• **Task brief**:
Extend the passage comparing oil and power markets, picking up right after its final sentence.

Reading text Start Marker


    The big difference between oil and power:

    In oil markets, the feedback loop for lower demand via fuel prices at the pump is comparatively short as mentioned above. On the fuel supply side, oil companies are sitting on inventories and have a certain flexibility in case crude production is short. So this gives at least a short to medium term window to balance supply and demand.

    In power markets, however, generators must balance supply and demand instantaneously while the feed-back loop to lower demand is up to 3 months when the next power bill arrives. On the supply side, generation depends on variable renewables without sufficient pumped storage to provide dispatchable spinning reserve.

    So in the power market, there is a higher chance that the system collapses (=load shedding)

    Interested in responses to this.

Reading text End Marker
Input data Start Marker

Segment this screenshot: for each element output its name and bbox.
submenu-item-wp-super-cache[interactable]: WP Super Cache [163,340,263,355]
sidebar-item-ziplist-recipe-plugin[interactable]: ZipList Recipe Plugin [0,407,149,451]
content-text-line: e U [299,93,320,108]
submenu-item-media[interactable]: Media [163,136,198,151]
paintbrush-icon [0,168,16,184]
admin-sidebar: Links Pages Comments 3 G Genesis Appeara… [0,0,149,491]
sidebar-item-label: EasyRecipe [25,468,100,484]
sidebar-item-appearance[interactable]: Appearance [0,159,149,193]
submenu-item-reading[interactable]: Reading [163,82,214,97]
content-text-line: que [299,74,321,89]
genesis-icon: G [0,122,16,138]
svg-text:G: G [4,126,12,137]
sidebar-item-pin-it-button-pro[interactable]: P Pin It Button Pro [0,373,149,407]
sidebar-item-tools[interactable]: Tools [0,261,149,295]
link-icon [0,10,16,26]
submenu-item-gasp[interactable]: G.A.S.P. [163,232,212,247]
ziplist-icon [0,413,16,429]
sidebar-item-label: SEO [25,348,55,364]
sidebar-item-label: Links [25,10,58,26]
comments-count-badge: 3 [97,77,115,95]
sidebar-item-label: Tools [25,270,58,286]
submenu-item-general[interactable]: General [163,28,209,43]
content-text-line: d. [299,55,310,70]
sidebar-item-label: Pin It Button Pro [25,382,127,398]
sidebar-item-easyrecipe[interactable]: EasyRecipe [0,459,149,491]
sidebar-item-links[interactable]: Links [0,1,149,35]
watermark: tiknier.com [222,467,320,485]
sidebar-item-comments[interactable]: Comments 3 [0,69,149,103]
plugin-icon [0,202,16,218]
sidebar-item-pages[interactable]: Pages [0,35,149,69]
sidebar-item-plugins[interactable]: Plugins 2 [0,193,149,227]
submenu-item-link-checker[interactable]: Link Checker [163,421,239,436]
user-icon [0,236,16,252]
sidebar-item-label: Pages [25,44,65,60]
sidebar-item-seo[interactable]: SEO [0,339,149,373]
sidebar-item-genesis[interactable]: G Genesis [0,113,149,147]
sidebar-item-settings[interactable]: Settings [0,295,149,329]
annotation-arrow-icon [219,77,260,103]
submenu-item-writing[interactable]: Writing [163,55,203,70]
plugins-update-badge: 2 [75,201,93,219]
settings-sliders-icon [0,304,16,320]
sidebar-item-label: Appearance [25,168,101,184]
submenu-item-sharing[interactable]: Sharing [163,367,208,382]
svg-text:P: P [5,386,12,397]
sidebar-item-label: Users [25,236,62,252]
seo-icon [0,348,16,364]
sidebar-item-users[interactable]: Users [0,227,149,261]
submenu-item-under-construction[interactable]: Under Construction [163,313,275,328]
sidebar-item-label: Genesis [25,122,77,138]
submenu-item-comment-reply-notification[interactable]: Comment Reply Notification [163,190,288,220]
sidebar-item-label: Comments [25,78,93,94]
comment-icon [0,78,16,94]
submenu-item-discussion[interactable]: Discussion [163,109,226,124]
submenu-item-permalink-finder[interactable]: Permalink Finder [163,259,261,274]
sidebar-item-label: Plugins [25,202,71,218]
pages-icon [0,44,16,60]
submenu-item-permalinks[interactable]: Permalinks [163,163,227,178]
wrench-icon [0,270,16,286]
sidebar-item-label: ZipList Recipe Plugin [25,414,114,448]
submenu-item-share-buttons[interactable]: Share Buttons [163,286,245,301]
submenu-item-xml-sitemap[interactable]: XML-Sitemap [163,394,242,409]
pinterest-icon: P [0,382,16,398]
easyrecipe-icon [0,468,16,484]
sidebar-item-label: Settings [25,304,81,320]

Input data End Marker

• **Expected answer**:
  2. Looking at this rather unfortunate state of affairs from the other side of the country, I suggest the main drivers are fairly obvious. There were a few coal fired units out for maintenance then a few more were out of service from forced outages – either plant related or fuel supply related. Oh and lets not forget that there didn’t seem to be a lot of wind around for a few days. Now there is some gas fired gas turbine plant around but nothing like the proportion of the fleet we have here in WA. But that only works if you have contracted fuel supplies and hence a sensible price. Given most OCGT’s will have a heat rate of between 10 & 12 GJ/MWhr then if you cap your price at $300/MWhr then as soon as your gas price exceeds $25-$30/GJ you are out of the money before you have even paid for your starting costs on the unit. Spot gas prices that I saw exceeded this so clearly there is little contracted gas reserved for these peakers. Liquid fuels are even worse.
    This is one of the serious limitations of an energy only market and why Western Australia doesn’t have one. The NEM used to have lots of spare capacity but this has been hollowed out over the last decade or so as older stations have been retired and a market regularly trading at SRMC results in little incentive to invest in sustaining capital. I have heard much nonsense about “aging coal fired power stations” – coal fired power stations do age but are like Grandad’s axe. A new head or handle and it is still Grandad’s axe. Unfortunately when the economics of reinvestment have been so damaged by the hollowing out of daytime energy served the plants become unreliable. Their eventual retirement (whenever that might be) is also a bit of an are as no one retires a pristine plant – the glide slope is always tricky.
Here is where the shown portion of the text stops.